§ **EXERCISE TASK**:
Reproduce every record below exactly as it appears.

§ **EXTRACTED MATERIAL**:
◇ ◇ ◇ ◇ ◇ ◇ ◇
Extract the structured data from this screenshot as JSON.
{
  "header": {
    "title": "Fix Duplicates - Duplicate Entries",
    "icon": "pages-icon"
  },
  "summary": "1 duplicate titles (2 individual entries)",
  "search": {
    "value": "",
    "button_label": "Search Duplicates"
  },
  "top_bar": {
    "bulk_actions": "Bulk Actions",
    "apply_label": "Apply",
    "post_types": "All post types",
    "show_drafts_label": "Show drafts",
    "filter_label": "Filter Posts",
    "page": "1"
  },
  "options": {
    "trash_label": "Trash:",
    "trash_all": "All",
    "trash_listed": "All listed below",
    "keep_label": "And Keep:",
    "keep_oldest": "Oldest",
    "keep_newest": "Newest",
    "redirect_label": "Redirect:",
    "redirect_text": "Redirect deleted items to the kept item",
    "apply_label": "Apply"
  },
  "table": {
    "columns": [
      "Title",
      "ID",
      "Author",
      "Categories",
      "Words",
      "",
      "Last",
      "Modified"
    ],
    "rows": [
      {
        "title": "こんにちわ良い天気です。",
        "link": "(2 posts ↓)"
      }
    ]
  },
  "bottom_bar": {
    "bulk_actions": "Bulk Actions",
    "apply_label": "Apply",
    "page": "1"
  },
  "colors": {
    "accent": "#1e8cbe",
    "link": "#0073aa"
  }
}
◇ ◇ ◇ ◇ ◇ ◇ ◇
§ **SOLUTION**:
Extract the structured data from this screenshot as JSON.
{
  "header": {
    "title": "Fix Duplicates - Duplicate Entries",
    "icon": "pages-icon"
  },
  "summary": "1 duplicate titles (2 individual entries)",
  "search": {
    "value": "",
    "button_label": "Search Duplicates"
  },
  "top_bar": {
    "bulk_actions": "Bulk Actions",
    "apply_label": "Apply",
    "post_types": "All post types",
    "show_drafts_label": "Show drafts",
    "filter_label": "Filter Posts",
    "page": "1"
  },
  "options": {
    "trash_label": "Trash:",
    "trash_all": "All",
    "trash_listed": "All listed below",
    "keep_label": "And Keep:",
    "keep_oldest": "Oldest",
    "keep_newest": "Newest",
    "redirect_label": "Redirect:",
    "redirect_text": "Redirect deleted items to the kept item",
    "apply_label": "Apply"
  },
  "table": {
    "columns": [
      "Title",
      "ID",
      "Author",
      "Categories",
      "Words",
      "",
      "Last",
      "Modified"
    ],
    "rows": [
      {
        "title": "こんにちわ良い天気です。",
        "link": "(2 posts ↓)"
      }
    ]
  },
  "bottom_bar": {
    "bulk_actions": "Bulk Actions",
    "apply_label": "Apply",
    "page": "1"
  },
  "colors": {
    "accent": "#1e8cbe",
    "link": "#0073aa"
  }
}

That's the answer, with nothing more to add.